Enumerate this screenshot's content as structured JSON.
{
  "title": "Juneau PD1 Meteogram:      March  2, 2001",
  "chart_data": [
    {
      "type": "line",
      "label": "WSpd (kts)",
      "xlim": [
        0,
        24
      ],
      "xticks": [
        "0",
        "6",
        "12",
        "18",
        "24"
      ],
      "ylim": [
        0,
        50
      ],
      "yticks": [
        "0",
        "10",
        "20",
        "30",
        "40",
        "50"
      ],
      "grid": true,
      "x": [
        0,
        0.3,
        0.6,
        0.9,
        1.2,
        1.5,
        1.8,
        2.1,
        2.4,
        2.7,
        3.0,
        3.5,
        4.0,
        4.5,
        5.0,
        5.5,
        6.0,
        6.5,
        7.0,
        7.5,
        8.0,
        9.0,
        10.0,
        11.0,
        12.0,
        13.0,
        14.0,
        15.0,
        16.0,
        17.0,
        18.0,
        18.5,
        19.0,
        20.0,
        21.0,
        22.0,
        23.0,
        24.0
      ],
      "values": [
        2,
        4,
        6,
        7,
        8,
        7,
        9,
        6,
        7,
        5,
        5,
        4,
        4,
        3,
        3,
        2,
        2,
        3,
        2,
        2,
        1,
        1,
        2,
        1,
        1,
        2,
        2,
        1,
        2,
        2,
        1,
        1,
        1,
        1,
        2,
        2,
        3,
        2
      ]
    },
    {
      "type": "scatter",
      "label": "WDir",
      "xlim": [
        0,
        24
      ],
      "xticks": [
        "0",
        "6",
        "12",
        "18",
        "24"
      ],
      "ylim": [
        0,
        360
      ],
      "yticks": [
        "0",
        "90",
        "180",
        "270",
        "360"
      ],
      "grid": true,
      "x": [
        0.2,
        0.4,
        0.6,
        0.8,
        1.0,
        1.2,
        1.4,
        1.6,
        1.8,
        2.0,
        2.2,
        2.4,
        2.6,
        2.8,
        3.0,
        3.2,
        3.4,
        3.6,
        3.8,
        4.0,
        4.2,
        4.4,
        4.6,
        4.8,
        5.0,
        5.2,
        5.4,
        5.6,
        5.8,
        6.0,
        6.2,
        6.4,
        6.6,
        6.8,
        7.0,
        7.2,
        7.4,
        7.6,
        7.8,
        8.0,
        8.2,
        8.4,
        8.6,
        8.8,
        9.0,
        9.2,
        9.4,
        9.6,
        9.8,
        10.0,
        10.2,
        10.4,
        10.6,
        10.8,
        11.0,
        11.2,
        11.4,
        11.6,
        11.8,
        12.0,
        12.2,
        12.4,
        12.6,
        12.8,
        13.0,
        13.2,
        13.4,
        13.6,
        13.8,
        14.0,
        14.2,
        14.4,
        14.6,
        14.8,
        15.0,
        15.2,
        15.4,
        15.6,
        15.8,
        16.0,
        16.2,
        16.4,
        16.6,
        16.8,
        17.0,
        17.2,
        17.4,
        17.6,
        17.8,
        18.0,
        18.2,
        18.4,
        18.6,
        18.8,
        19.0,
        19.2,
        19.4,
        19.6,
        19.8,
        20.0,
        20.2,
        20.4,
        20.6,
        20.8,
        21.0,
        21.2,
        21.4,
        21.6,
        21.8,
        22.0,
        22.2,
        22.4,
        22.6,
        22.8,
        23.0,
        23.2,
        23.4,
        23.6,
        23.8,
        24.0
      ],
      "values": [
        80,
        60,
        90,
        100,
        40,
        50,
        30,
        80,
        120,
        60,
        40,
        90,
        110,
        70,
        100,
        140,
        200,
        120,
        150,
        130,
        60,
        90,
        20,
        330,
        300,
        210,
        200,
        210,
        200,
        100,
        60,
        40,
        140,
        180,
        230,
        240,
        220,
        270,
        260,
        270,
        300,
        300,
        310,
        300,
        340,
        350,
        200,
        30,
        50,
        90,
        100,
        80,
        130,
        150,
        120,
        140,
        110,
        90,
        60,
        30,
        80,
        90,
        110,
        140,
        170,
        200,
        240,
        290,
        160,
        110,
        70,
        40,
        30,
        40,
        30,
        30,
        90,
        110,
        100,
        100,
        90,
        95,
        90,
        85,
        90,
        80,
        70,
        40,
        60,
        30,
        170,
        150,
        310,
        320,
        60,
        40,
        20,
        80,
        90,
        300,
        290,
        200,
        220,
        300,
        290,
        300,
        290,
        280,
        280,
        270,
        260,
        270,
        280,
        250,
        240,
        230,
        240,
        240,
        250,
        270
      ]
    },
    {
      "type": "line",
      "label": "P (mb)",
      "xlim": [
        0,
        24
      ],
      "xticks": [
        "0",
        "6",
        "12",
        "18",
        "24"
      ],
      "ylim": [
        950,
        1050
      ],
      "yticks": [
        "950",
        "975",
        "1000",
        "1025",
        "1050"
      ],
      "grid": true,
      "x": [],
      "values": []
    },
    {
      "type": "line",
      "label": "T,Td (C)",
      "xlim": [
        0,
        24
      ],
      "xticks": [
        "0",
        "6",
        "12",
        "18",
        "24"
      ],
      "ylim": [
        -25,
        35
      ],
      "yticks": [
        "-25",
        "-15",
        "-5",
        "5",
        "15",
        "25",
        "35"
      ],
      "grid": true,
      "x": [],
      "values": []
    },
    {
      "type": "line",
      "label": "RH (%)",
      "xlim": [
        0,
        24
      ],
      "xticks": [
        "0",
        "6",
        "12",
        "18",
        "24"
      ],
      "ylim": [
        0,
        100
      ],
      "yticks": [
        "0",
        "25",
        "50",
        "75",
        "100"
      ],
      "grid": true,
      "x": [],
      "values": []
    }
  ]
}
*****
### Exercise
Reproduce the material above, every line of it, exactly.

### Written reply
Enumerate this screenshot's content as structured JSON.
{
  "title": "Juneau PD1 Meteogram:      March  2, 2001",
  "chart_data": [
    {
      "type": "line",
      "label": "WSpd (kts)",
      "xlim": [
        0,
        24
      ],
      "xticks": [
        "0",
        "6",
        "12",
        "18",
        "24"
      ],
      "ylim": [
        0,
        50
      ],
      "yticks": [
        "0",
        "10",
        "20",
        "30",
        "40",
        "50"
      ],
      "grid": true,
      "x": [
        0,
        0.3,
        0.6,
        0.9,
        1.2,
        1.5,
        1.8,
        2.1,
        2.4,
        2.7,
        3.0,
        3.5,
        4.0,
        4.5,
        5.0,
        5.5,
        6.0,
        6.5,
        7.0,
        7.5,
        8.0,
        9.0,
        10.0,
        11.0,
        12.0,
        13.0,
        14.0,
        15.0,
        16.0,
        17.0,
        18.0,
        18.5,
        19.0,
        20.0,
        21.0,
        22.0,
        23.0,
        24.0
      ],
      "values": [
        2,
        4,
        6,
        7,
        8,
        7,
        9,
        6,
        7,
        5,
        5,
        4,
        4,
        3,
        3,
        2,
        2,
        3,
        2,
        2,
        1,
        1,
        2,
        1,
        1,
        2,
        2,
        1,
        2,
        2,
        1,
        1,
        1,
        1,
        2,
        2,
        3,
        2
      ]
    },
    {
      "type": "scatter",
      "label": "WDir",
      "xlim": [
        0,
        24
      ],
      "xticks": [
        "0",
        "6",
        "12",
        "18",
        "24"
      ],
      "ylim": [
        0,
        360
      ],
      "yticks": [
        "0",
        "90",
        "180",
        "270",
        "360"
      ],
      "grid": true,
      "x": [
        0.2,
        0.4,
        0.6,
        0.8,
        1.0,
        1.2,
        1.4,
        1.6,
        1.8,
        2.0,
        2.2,
        2.4,
        2.6,
        2.8,
        3.0,
        3.2,
        3.4,
        3.6,
        3.8,
        4.0,
        4.2,
        4.4,
        4.6,
        4.8,
        5.0,
        5.2,
        5.4,
        5.6,
        5.8,
        6.0,
        6.2,
        6.4,
        6.6,
        6.8,
        7.0,
        7.2,
        7.4,
        7.6,
        7.8,
        8.0,
        8.2,
        8.4,
        8.6,
        8.8,
        9.0,
        9.2,
        9.4,
        9.6,
        9.8,
        10.0,
        10.2,
        10.4,
        10.6,
        10.8,
        11.0,
        11.2,
        11.4,
        11.6,
        11.8,
        12.0,
        12.2,
        12.4,
        12.6,
        12.8,
        13.0,
        13.2,
        13.4,
        13.6,
        13.8,
        14.0,
        14.2,
        14.4,
        14.6,
        14.8,
        15.0,
        15.2,
        15.4,
        15.6,
        15.8,
        16.0,
        16.2,
        16.4,
        16.6,
        16.8,
        17.0,
        17.2,
        17.4,
        17.6,
        17.8,
        18.0,
        18.2,
        18.4,
        18.6,
        18.8,
        19.0,
        19.2,
        19.4,
        19.6,
        19.8,
        20.0,
        20.2,
        20.4,
        20.6,
        20.8,
        21.0,
        21.2,
        21.4,
        21.6,
        21.8,
        22.0,
        22.2,
        22.4,
        22.6,
        22.8,
        23.0,
        23.2,
        23.4,
        23.6,
        23.8,
        24.0
      ],
      "values": [
        80,
        60,
        90,
        100,
        40,
        50,
        30,
        80,
        120,
        60,
        40,
        90,
        110,
        70,
        100,
        140,
        200,
        120,
        150,
        130,
        60,
        90,
        20,
        330,
        300,
        210,
        200,
        210,
        200,
        100,
        60,
        40,
        140,
        180,
        230,
        240,
        220,
        270,
        260,
        270,
        300,
        300,
        310,
        300,
        340,
        350,
        200,
        30,
        50,
        90,
        100,
        80,
        130,
        150,
        120,
        140,
        110,
        90,
        60,
        30,
        80,
        90,
        110,
        140,
        170,
        200,
        240,
        290,
        160,
        110,
        70,
        40,
        30,
        40,
        30,
        30,
        90,
        110,
        100,
        100,
        90,
        95,
        90,
        85,
        90,
        80,
        70,
        40,
        60,
        30,
        170,
        150,
        310,
        320,
        60,
        40,
        20,
        80,
        90,
        300,
        290,
        200,
        220,
        300,
        290,
        300,
        290,
        280,
        280,
        270,
        260,
        270,
        280,
        250,
        240,
        230,
        240,
        240,
        250,
        270
      ]
    },
    {
      "type": "line",
      "label": "P (mb)",
      "xlim": [
        0,
        24
      ],
      "xticks": [
        "0",
        "6",
        "12",
        "18",
        "24"
      ],
      "ylim": [
        950,
        1050
      ],
      "yticks": [
        "950",
        "975",
        "1000",
        "1025",
        "1050"
      ],
      "grid": true,
      "x": [],
      "values": []
    },
    {
      "type": "line",
      "label": "T,Td (C)",
      "xlim": [
        0,
        24
      ],
      "xticks": [
        "0",
        "6",
        "12",
        "18",
        "24"
      ],
      "ylim": [
        -25,
        35
      ],
      "yticks": [
        "-25",
        "-15",
        "-5",
        "5",
        "15",
        "25",
        "35"
      ],
      "grid": true,
      "x": [],
      "values": []
    },
    {
      "type": "line",
      "label": "RH (%)",
      "xlim": [
        0,
        24
      ],
      "xticks": [
        "0",
        "6",
        "12",
        "18",
        "24"
      ],
      "ylim": [
        0,
        100
      ],
      "yticks": [
        "0",
        "25",
        "50",
        "75",
        "100"
      ],
      "grid": true,
      "x": [],
      "values": []
    }
  ]
}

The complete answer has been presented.